• [EXERCISE PROMPT]: Tally how many lines hold the string "FORTRAN". Your reply should be that number alone.
------------------------------------------------
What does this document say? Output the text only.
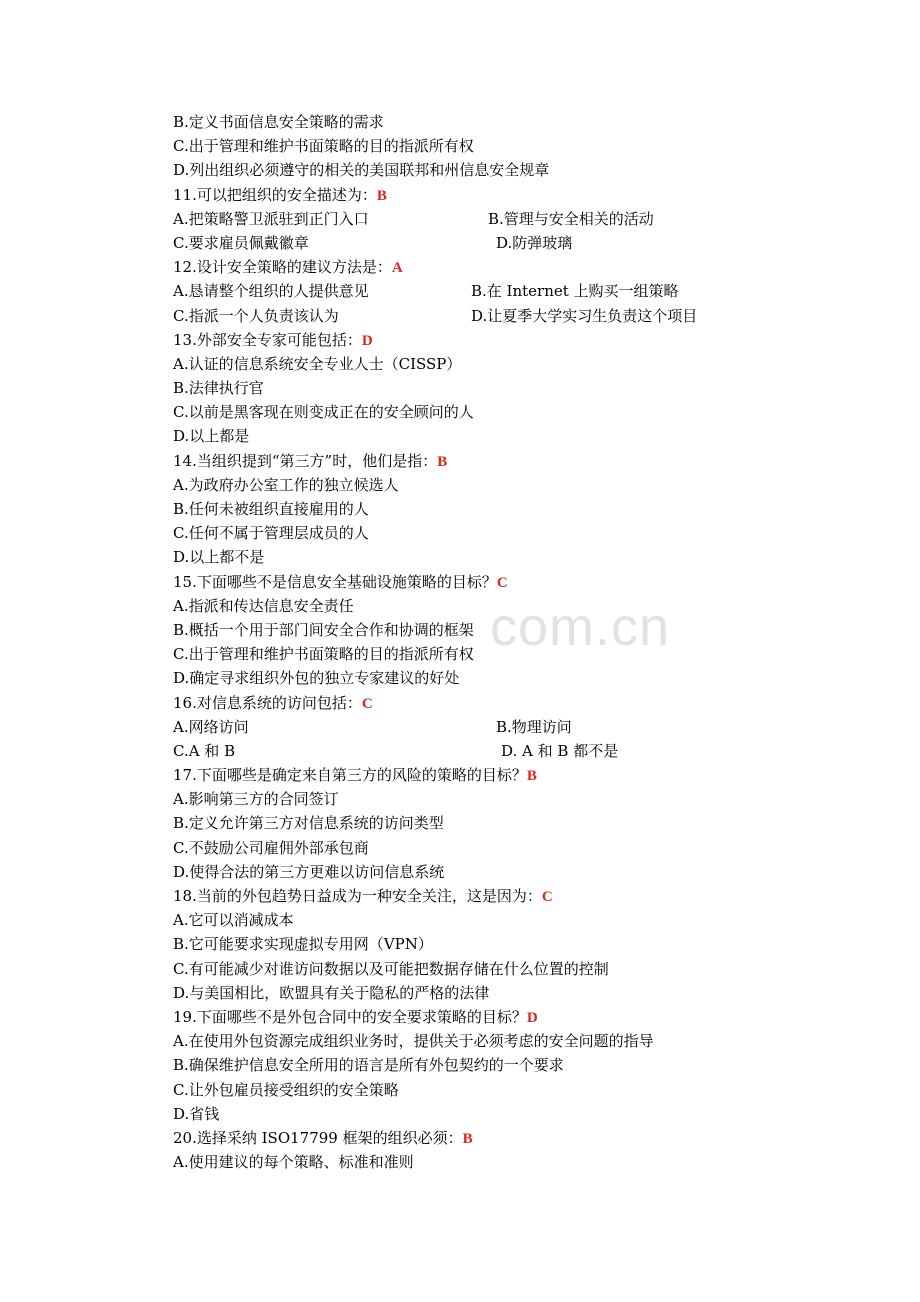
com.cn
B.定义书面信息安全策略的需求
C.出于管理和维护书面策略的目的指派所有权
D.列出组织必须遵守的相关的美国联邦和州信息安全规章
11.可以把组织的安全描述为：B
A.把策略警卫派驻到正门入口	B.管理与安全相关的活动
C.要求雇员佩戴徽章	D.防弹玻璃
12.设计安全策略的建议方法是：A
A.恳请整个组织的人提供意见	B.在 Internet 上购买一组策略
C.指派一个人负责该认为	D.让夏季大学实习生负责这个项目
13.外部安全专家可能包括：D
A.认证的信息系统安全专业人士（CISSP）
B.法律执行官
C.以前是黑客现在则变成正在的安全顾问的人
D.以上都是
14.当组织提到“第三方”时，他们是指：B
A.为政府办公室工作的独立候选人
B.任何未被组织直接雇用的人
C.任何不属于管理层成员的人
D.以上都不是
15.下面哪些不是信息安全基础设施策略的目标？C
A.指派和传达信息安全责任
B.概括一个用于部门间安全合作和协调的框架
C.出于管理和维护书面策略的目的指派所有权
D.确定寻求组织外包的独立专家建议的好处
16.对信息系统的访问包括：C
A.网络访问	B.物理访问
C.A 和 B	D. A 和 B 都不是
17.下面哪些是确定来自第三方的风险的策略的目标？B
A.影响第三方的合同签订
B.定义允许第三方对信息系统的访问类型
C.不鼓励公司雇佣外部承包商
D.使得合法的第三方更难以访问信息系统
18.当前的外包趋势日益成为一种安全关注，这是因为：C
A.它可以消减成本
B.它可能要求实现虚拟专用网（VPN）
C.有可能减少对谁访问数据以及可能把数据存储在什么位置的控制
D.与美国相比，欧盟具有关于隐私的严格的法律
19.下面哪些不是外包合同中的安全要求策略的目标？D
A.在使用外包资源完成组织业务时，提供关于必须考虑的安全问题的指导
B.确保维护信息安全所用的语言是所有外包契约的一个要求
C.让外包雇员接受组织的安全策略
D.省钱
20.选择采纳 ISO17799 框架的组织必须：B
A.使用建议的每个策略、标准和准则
------------------------------------------------
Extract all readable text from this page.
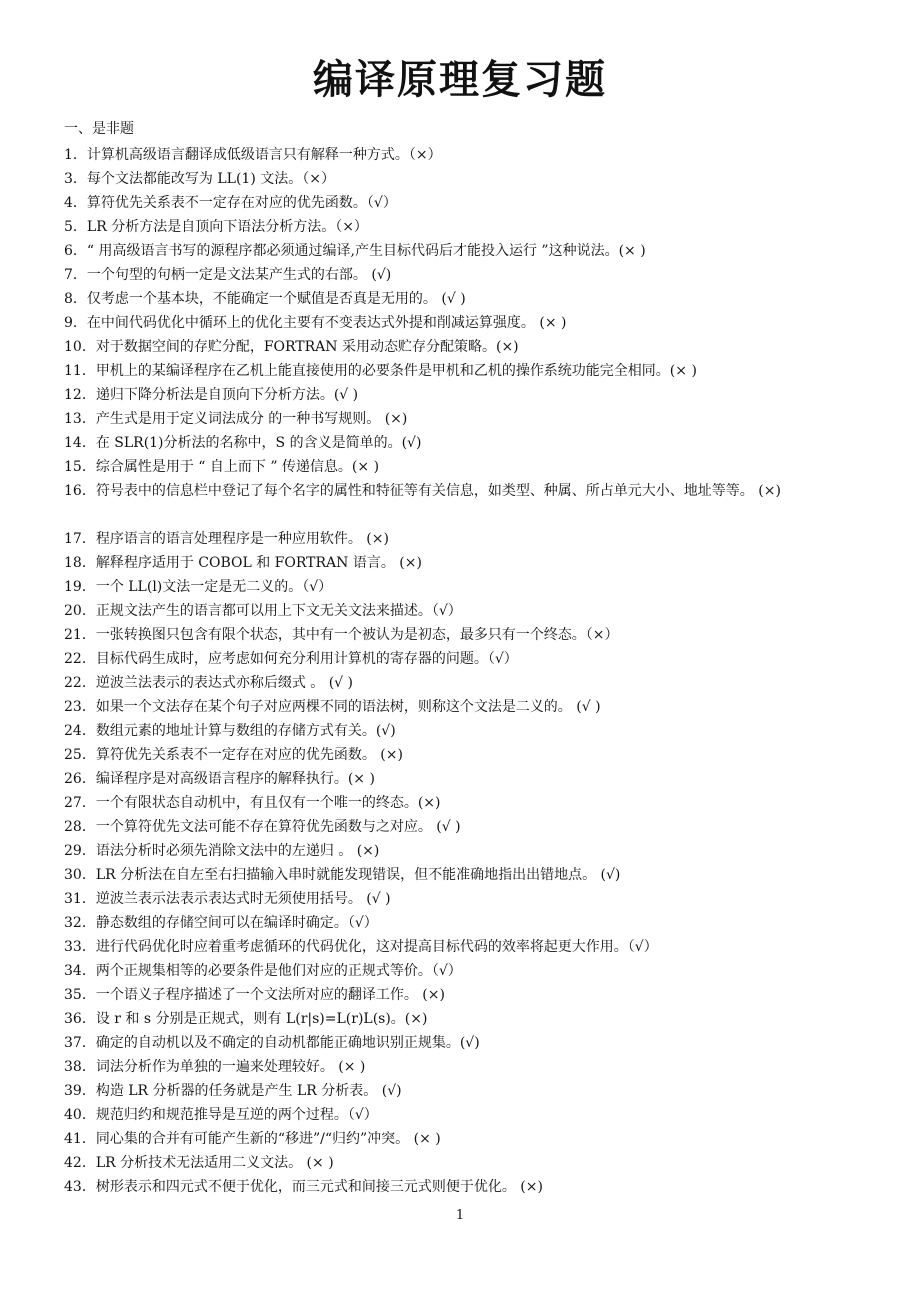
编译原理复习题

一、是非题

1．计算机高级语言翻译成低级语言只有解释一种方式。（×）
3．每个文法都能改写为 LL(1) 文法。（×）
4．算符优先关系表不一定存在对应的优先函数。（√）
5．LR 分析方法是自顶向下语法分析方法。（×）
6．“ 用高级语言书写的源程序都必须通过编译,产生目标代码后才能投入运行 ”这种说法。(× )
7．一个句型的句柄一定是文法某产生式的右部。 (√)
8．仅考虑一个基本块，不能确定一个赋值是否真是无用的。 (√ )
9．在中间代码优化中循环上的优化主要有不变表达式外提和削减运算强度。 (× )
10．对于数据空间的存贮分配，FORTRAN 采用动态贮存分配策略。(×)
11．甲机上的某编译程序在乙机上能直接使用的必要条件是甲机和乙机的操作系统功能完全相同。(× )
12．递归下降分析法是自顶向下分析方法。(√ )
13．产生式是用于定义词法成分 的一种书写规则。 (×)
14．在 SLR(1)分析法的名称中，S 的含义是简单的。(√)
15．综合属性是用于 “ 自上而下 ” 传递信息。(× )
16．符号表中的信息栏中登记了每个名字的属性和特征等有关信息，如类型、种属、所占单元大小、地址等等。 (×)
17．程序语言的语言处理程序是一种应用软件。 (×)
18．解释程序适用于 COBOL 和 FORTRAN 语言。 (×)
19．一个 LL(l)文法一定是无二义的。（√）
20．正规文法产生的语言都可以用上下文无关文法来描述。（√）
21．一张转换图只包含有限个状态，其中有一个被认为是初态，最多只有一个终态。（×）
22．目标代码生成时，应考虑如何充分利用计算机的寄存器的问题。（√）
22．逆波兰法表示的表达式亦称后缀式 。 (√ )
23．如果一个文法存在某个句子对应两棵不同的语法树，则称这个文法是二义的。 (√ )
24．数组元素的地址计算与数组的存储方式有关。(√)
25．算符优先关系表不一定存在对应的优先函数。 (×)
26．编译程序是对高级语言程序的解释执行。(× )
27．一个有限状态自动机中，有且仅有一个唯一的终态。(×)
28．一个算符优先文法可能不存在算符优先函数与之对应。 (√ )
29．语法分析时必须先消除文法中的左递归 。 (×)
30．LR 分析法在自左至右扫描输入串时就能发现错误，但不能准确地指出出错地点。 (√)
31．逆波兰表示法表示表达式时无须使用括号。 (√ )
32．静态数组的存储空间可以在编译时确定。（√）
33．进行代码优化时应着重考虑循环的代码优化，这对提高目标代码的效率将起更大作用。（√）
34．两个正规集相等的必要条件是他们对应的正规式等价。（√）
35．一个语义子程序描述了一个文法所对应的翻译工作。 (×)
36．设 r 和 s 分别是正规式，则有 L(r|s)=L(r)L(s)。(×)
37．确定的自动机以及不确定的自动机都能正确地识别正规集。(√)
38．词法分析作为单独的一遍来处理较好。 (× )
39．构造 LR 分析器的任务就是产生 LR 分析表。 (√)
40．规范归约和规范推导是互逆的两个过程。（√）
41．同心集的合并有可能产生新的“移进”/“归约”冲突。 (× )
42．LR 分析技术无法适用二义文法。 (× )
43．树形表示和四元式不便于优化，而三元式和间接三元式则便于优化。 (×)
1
------------------------------------------------
• [FULL SOLUTION]: 2